● **Exercise directions**
Write out the entries below once more, exactly, with the pictures left out.

● **Source material**
══════════

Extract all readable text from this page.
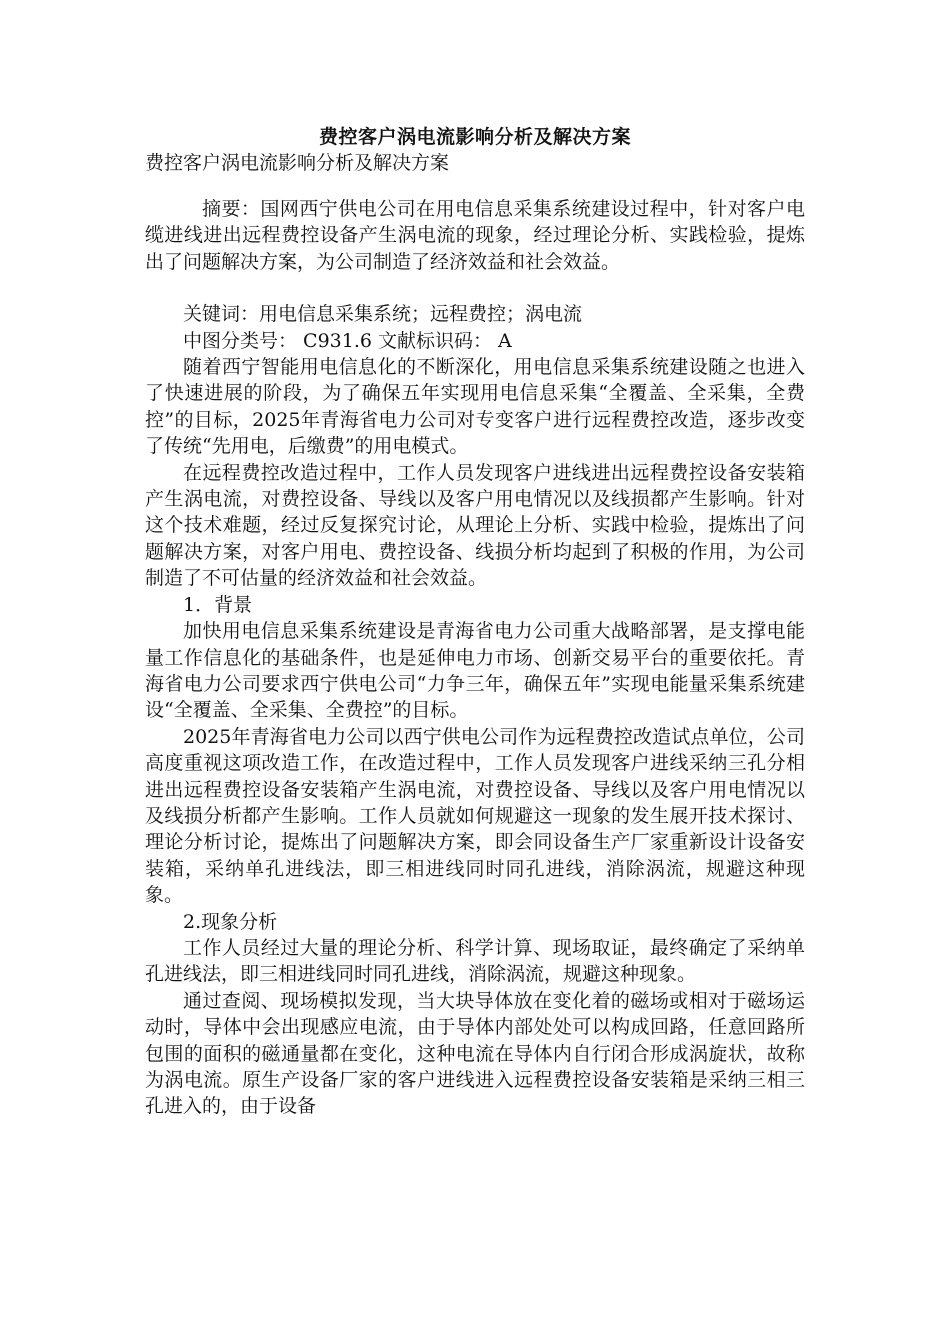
费控客户涡电流影响分析及解决方案
费控客户涡电流影响分析及解决方案

摘要：国网西宁供电公司在用电信息采集系统建设过程中，针对客户电缆进线进出远程费控设备产生涡电流的现象，经过理论分析、实践检验，提炼出了问题解决方案，为公司制造了经济效益和社会效益。

关键词：用电信息采集系统；远程费控；涡电流

中图分类号： C931.6 文献标识码： A

随着西宁智能用电信息化的不断深化，用电信息采集系统建设随之也进入了快速进展的阶段，为了确保五年实现用电信息采集“全覆盖、全采集，全费控”的目标，2025年青海省电力公司对专变客户进行远程费控改造，逐步改变了传统“先用电，后缴费”的用电模式。

在远程费控改造过程中，工作人员发现客户进线进出远程费控设备安装箱产生涡电流，对费控设备、导线以及客户用电情况以及线损都产生影响。针对这个技术难题，经过反复探究讨论，从理论上分析、实践中检验，提炼出了问题解决方案，对客户用电、费控设备、线损分析均起到了积极的作用，为公司制造了不可估量的经济效益和社会效益。

1．背景

加快用电信息采集系统建设是青海省电力公司重大战略部署，是支撑电能量工作信息化的基础条件，也是延伸电力市场、创新交易平台的重要依托。青海省电力公司要求西宁供电公司“力争三年，确保五年”实现电能量采集系统建设“全覆盖、全采集、全费控”的目标。

2025年青海省电力公司以西宁供电公司作为远程费控改造试点单位，公司高度重视这项改造工作，在改造过程中，工作人员发现客户进线采纳三孔分相进出远程费控设备安装箱产生涡电流，对费控设备、导线以及客户用电情况以及线损分析都产生影响。工作人员就如何规避这一现象的发生展开技术探讨、理论分析讨论，提炼出了问题解决方案，即会同设备生产厂家重新设计设备安装箱，采纳单孔进线法，即三相进线同时同孔进线，消除涡流，规避这种现象。

2.现象分析

工作人员经过大量的理论分析、科学计算、现场取证，最终确定了采纳单孔进线法，即三相进线同时同孔进线，消除涡流，规避这种现象。

通过查阅、现场模拟发现，当大块导体放在变化着的磁场或相对于磁场运动时，导体中会出现感应电流，由于导体内部处处可以构成回路，任意回路所包围的面积的磁通量都在变化，这种电流在导体内自行闭合形成涡旋状，故称为涡电流。原生产设备厂家的客户进线进入远程费控设备安装箱是采纳三相三孔进入的，由于设备
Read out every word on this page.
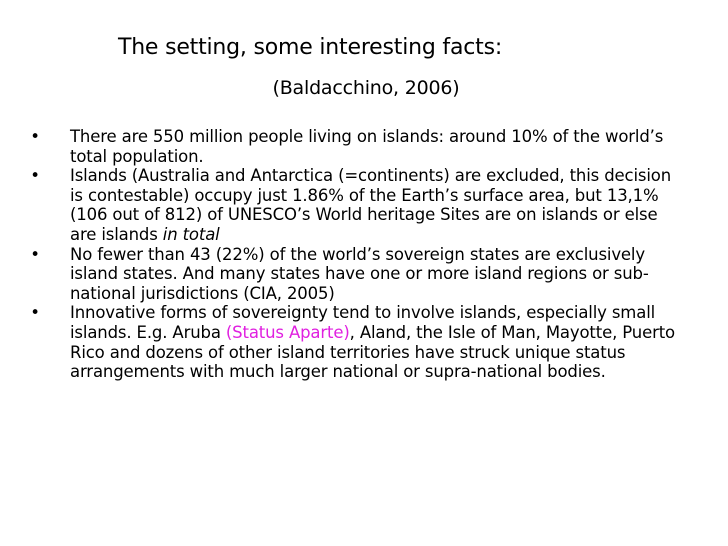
The setting, some interesting facts:
(Baldacchino, 2006)
• There are 550 million people living on islands: around 10% of the world’s total population.
• Islands (Australia and Antarctica (=continents) are excluded, this decision is contestable) occupy just 1.86% of the Earth’s surface area, but 13,1% (106 out of 812) of UNESCO’s World heritage Sites are on islands or else are islands in total
• No fewer than 43 (22%) of the world’s sovereign states are exclusively island states. And many states have one or more island regions or sub-national jurisdictions (CIA, 2005)
• Innovative forms of sovereignty tend to involve islands, especially small islands. E.g. Aruba (Status Aparte), Aland, the Isle of Man, Mayotte, Puerto Rico and dozens of other island territories have struck unique status arrangements with much larger national or supra-national bodies.
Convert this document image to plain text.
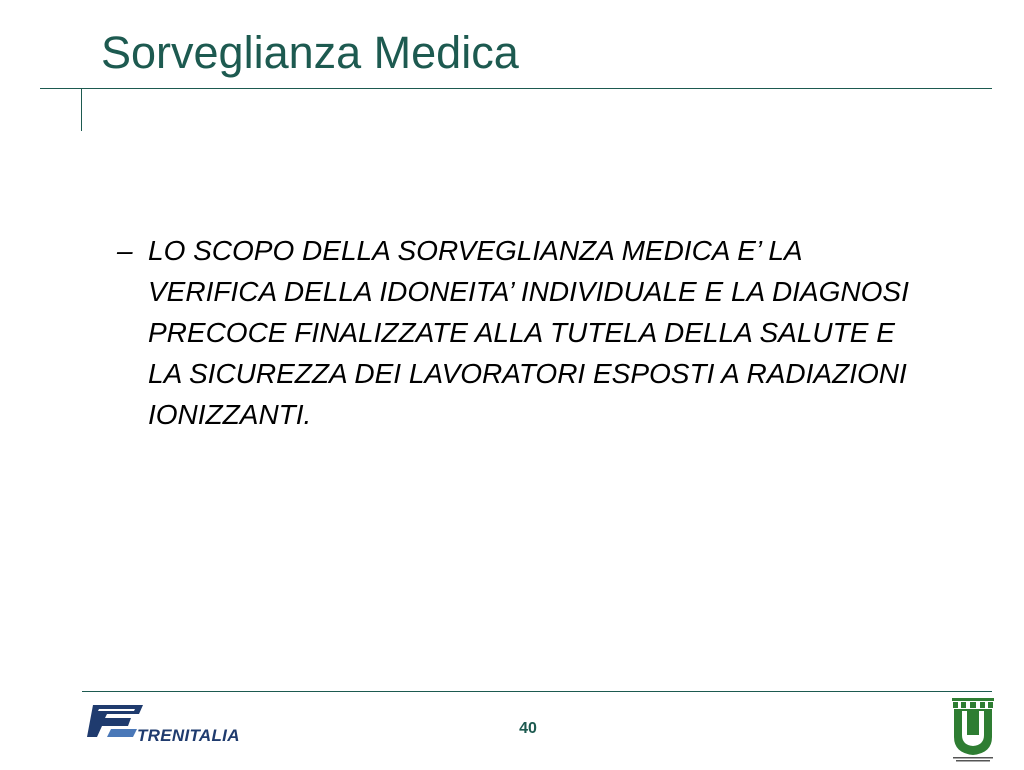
Sorveglianza Medica
– LO SCOPO DELLA SORVEGLIANZA MEDICA E’ LA VERIFICA DELLA IDONEITA’ INDIVIDUALE E LA DIAGNOSI PRECOCE FINALIZZATE ALLA TUTELA DELLA SALUTE E LA SICUREZZA DEI LAVORATORI ESPOSTI A RADIAZIONI IONIZZANTI.
40
TRENITALIA
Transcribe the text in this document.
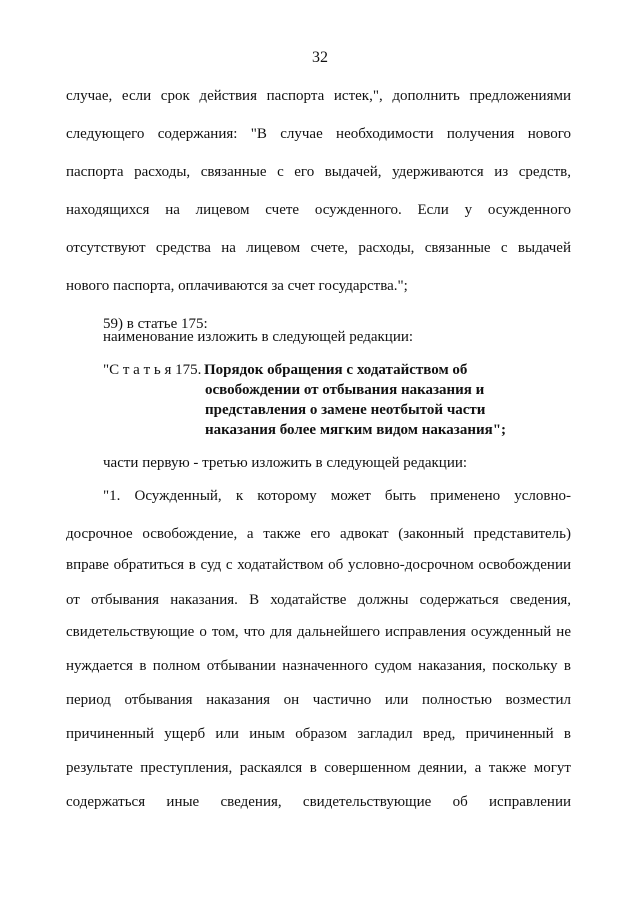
32
случае, если срок действия паспорта истек,", дополнить предложениями
следующего содержания: "В случае необходимости получения нового
паспорта расходы, связанные с его выдачей, удерживаются из средств,
находящихся на лицевом счете осужденного. Если у осужденного
отсутствуют средства на лицевом счете, расходы, связанные с выдачей
нового паспорта, оплачиваются за счет государства.";
59) в статье 175:
наименование изложить в следующей редакции:
"С т а т ь я 175. Порядок обращения с ходатайством об
освобождении от отбывания наказания и
представления о замене неотбытой части
наказания более мягким видом наказания";
части первую - третью изложить в следующей редакции:
"1. Осужденный, к которому может быть применено условно-
досрочное освобождение, а также его адвокат (законный представитель)
вправе обратиться в суд с ходатайством об условно-досрочном освобождении
от отбывания наказания. В ходатайстве должны содержаться сведения,
свидетельствующие о том, что для дальнейшего исправления осужденный не
нуждается в полном отбывании назначенного судом наказания, поскольку в
период отбывания наказания он частично или полностью возместил
причиненный ущерб или иным образом загладил вред, причиненный в
результате преступления, раскаялся в совершенном деянии, а также могут
содержаться иные сведения, свидетельствующие об исправлении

══════════

● **Response to this exercise**
Extract all readable text from this page.
费控客户涡电流影响分析及解决方案
费控客户涡电流影响分析及解决方案

摘要：国网西宁供电公司在用电信息采集系统建设过程中，针对客户电缆进线进出远程费控设备产生涡电流的现象，经过理论分析、实践检验，提炼出了问题解决方案，为公司制造了经济效益和社会效益。

关键词：用电信息采集系统；远程费控；涡电流

中图分类号： C931.6 文献标识码： A

随着西宁智能用电信息化的不断深化，用电信息采集系统建设随之也进入了快速进展的阶段，为了确保五年实现用电信息采集“全覆盖、全采集，全费控”的目标，2025年青海省电力公司对专变客户进行远程费控改造，逐步改变了传统“先用电，后缴费”的用电模式。

在远程费控改造过程中，工作人员发现客户进线进出远程费控设备安装箱产生涡电流，对费控设备、导线以及客户用电情况以及线损都产生影响。针对这个技术难题，经过反复探究讨论，从理论上分析、实践中检验，提炼出了问题解决方案，对客户用电、费控设备、线损分析均起到了积极的作用，为公司制造了不可估量的经济效益和社会效益。

1．背景

加快用电信息采集系统建设是青海省电力公司重大战略部署，是支撑电能量工作信息化的基础条件，也是延伸电力市场、创新交易平台的重要依托。青海省电力公司要求西宁供电公司“力争三年，确保五年”实现电能量采集系统建设“全覆盖、全采集、全费控”的目标。

2025年青海省电力公司以西宁供电公司作为远程费控改造试点单位，公司高度重视这项改造工作，在改造过程中，工作人员发现客户进线采纳三孔分相进出远程费控设备安装箱产生涡电流，对费控设备、导线以及客户用电情况以及线损分析都产生影响。工作人员就如何规避这一现象的发生展开技术探讨、理论分析讨论，提炼出了问题解决方案，即会同设备生产厂家重新设计设备安装箱，采纳单孔进线法，即三相进线同时同孔进线，消除涡流，规避这种现象。

2.现象分析

工作人员经过大量的理论分析、科学计算、现场取证，最终确定了采纳单孔进线法，即三相进线同时同孔进线，消除涡流，规避这种现象。

通过查阅、现场模拟发现，当大块导体放在变化着的磁场或相对于磁场运动时，导体中会出现感应电流，由于导体内部处处可以构成回路，任意回路所包围的面积的磁通量都在变化，这种电流在导体内自行闭合形成涡旋状，故称为涡电流。原生产设备厂家的客户进线进入远程费控设备安装箱是采纳三相三孔进入的，由于设备
Read out every word on this page.
The setting, some interesting facts:
(Baldacchino, 2006)
• There are 550 million people living on islands: around 10% of the world’s total population.
• Islands (Australia and Antarctica (=continents) are excluded, this decision is contestable) occupy just 1.86% of the Earth’s surface area, but 13,1% (106 out of 812) of UNESCO’s World heritage Sites are on islands or else are islands in total
• No fewer than 43 (22%) of the world’s sovereign states are exclusively island states. And many states have one or more island regions or sub-national jurisdictions (CIA, 2005)
• Innovative forms of sovereignty tend to involve islands, especially small islands. E.g. Aruba (Status Aparte), Aland, the Isle of Man, Mayotte, Puerto Rico and dozens of other island territories have struck unique status arrangements with much larger national or supra-national bodies.
Convert this document image to plain text.
Sorveglianza Medica
– LO SCOPO DELLA SORVEGLIANZA MEDICA E’ LA VERIFICA DELLA IDONEITA’ INDIVIDUALE E LA DIAGNOSI PRECOCE FINALIZZATE ALLA TUTELA DELLA SALUTE E LA SICUREZZA DEI LAVORATORI ESPOSTI A RADIAZIONI IONIZZANTI.
40
TRENITALIA
Transcribe the text in this document.
32
случае, если срок действия паспорта истек,", дополнить предложениями
следующего содержания: "В случае необходимости получения нового
паспорта расходы, связанные с его выдачей, удерживаются из средств,
находящихся на лицевом счете осужденного. Если у осужденного
отсутствуют средства на лицевом счете, расходы, связанные с выдачей
нового паспорта, оплачиваются за счет государства.";
59) в статье 175:
наименование изложить в следующей редакции:
"С т а т ь я 175. Порядок обращения с ходатайством об
освобождении от отбывания наказания и
представления о замене неотбытой части
наказания более мягким видом наказания";
части первую - третью изложить в следующей редакции:
"1. Осужденный, к которому может быть применено условно-
досрочное освобождение, а также его адвокат (законный представитель)
вправе обратиться в суд с ходатайством об условно-досрочном освобождении
от отбывания наказания. В ходатайстве должны содержаться сведения,
свидетельствующие о том, что для дальнейшего исправления осужденный не
нуждается в полном отбывании назначенного судом наказания, поскольку в
период отбывания наказания он частично или полностью возместил
причиненный ущерб или иным образом загладил вред, причиненный в
результате преступления, раскаялся в совершенном деянии, а также могут
содержаться иные сведения, свидетельствующие об исправлении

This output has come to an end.